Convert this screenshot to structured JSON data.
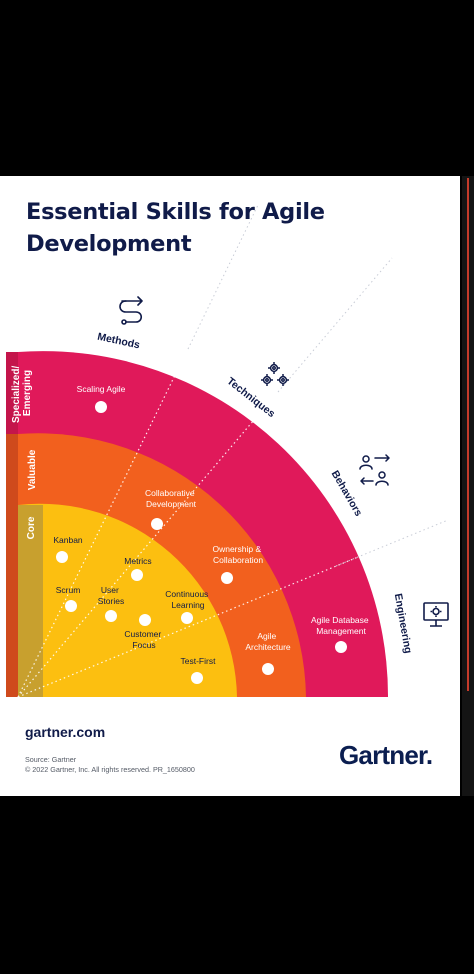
{
  "title": "Essential Skills for Agile Development",
  "tiers": [
    {
      "label": "Specialized/\nEmerging",
      "line1": "Specialized/",
      "line2": "Emerging",
      "color": "#e0195a"
    },
    {
      "label": "Valuable",
      "color": "#f2601e"
    },
    {
      "label": "Core",
      "color": "#fcbf10"
    }
  ],
  "categories": [
    {
      "label": "Methods",
      "icon": "flow-arrows-icon"
    },
    {
      "label": "Techniques",
      "icon": "gears-icon"
    },
    {
      "label": "Behaviors",
      "icon": "people-exchange-icon"
    },
    {
      "label": "Engineering",
      "icon": "monitor-gear-icon"
    }
  ],
  "skills": [
    {
      "id": "scaling-agile",
      "label": "Scaling Agile",
      "tier": "Specialized/Emerging",
      "category": "Methods"
    },
    {
      "id": "collaborative-development",
      "label": "Collaborative\nDevelopment",
      "tier": "Valuable",
      "category": "Techniques"
    },
    {
      "id": "kanban",
      "label": "Kanban",
      "tier": "Core",
      "category": "Methods"
    },
    {
      "id": "metrics",
      "label": "Metrics",
      "tier": "Core",
      "category": "Techniques"
    },
    {
      "id": "ownership-collaboration",
      "label": "Ownership &\nCollaboration",
      "tier": "Valuable",
      "category": "Behaviors"
    },
    {
      "id": "scrum",
      "label": "Scrum",
      "tier": "Core",
      "category": "Methods"
    },
    {
      "id": "user-stories",
      "label": "User\nStories",
      "tier": "Core",
      "category": "Techniques"
    },
    {
      "id": "continuous-learning",
      "label": "Continuous\nLearning",
      "tier": "Core",
      "category": "Behaviors"
    },
    {
      "id": "customer-focus",
      "label": "Customer\nFocus",
      "tier": "Core",
      "category": "Behaviors"
    },
    {
      "id": "agile-database-management",
      "label": "Agile Database\nManagement",
      "tier": "Specialized/Emerging",
      "category": "Engineering"
    },
    {
      "id": "agile-architecture",
      "label": "Agile\nArchitecture",
      "tier": "Valuable",
      "category": "Engineering"
    },
    {
      "id": "test-first",
      "label": "Test-First",
      "tier": "Core",
      "category": "Engineering"
    }
  ],
  "footer": {
    "url": "gartner.com",
    "source": "Source: Gartner",
    "copyright": "© 2022 Gartner, Inc. All rights reserved. PR_1650800",
    "logo": "Gartner",
    "logo_dot": "."
  },
  "colors": {
    "navy": "#101b49",
    "specialized": "#e0195a",
    "valuable": "#f2601e",
    "core": "#fcbf10",
    "core_side": "#c8a02e",
    "valuable_side": "#cf4a1c",
    "specialized_side": "#c4154b"
  }
}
━━━
# [Given task]
Retype all the records shown above, character for character. Omit every picture.

# [Solution for this problem]
Convert this screenshot to structured JSON data.
{
  "title": "Essential Skills for Agile Development",
  "tiers": [
    {
      "label": "Specialized/\nEmerging",
      "line1": "Specialized/",
      "line2": "Emerging",
      "color": "#e0195a"
    },
    {
      "label": "Valuable",
      "color": "#f2601e"
    },
    {
      "label": "Core",
      "color": "#fcbf10"
    }
  ],
  "categories": [
    {
      "label": "Methods",
      "icon": "flow-arrows-icon"
    },
    {
      "label": "Techniques",
      "icon": "gears-icon"
    },
    {
      "label": "Behaviors",
      "icon": "people-exchange-icon"
    },
    {
      "label": "Engineering",
      "icon": "monitor-gear-icon"
    }
  ],
  "skills": [
    {
      "id": "scaling-agile",
      "label": "Scaling Agile",
      "tier": "Specialized/Emerging",
      "category": "Methods"
    },
    {
      "id": "collaborative-development",
      "label": "Collaborative\nDevelopment",
      "tier": "Valuable",
      "category": "Techniques"
    },
    {
      "id": "kanban",
      "label": "Kanban",
      "tier": "Core",
      "category": "Methods"
    },
    {
      "id": "metrics",
      "label": "Metrics",
      "tier": "Core",
      "category": "Techniques"
    },
    {
      "id": "ownership-collaboration",
      "label": "Ownership &\nCollaboration",
      "tier": "Valuable",
      "category": "Behaviors"
    },
    {
      "id": "scrum",
      "label": "Scrum",
      "tier": "Core",
      "category": "Methods"
    },
    {
      "id": "user-stories",
      "label": "User\nStories",
      "tier": "Core",
      "category": "Techniques"
    },
    {
      "id": "continuous-learning",
      "label": "Continuous\nLearning",
      "tier": "Core",
      "category": "Behaviors"
    },
    {
      "id": "customer-focus",
      "label": "Customer\nFocus",
      "tier": "Core",
      "category": "Behaviors"
    },
    {
      "id": "agile-database-management",
      "label": "Agile Database\nManagement",
      "tier": "Specialized/Emerging",
      "category": "Engineering"
    },
    {
      "id": "agile-architecture",
      "label": "Agile\nArchitecture",
      "tier": "Valuable",
      "category": "Engineering"
    },
    {
      "id": "test-first",
      "label": "Test-First",
      "tier": "Core",
      "category": "Engineering"
    }
  ],
  "footer": {
    "url": "gartner.com",
    "source": "Source: Gartner",
    "copyright": "© 2022 Gartner, Inc. All rights reserved. PR_1650800",
    "logo": "Gartner",
    "logo_dot": "."
  },
  "colors": {
    "navy": "#101b49",
    "specialized": "#e0195a",
    "valuable": "#f2601e",
    "core": "#fcbf10",
    "core_side": "#c8a02e",
    "valuable_side": "#cf4a1c",
    "specialized_side": "#c4154b"
  }
}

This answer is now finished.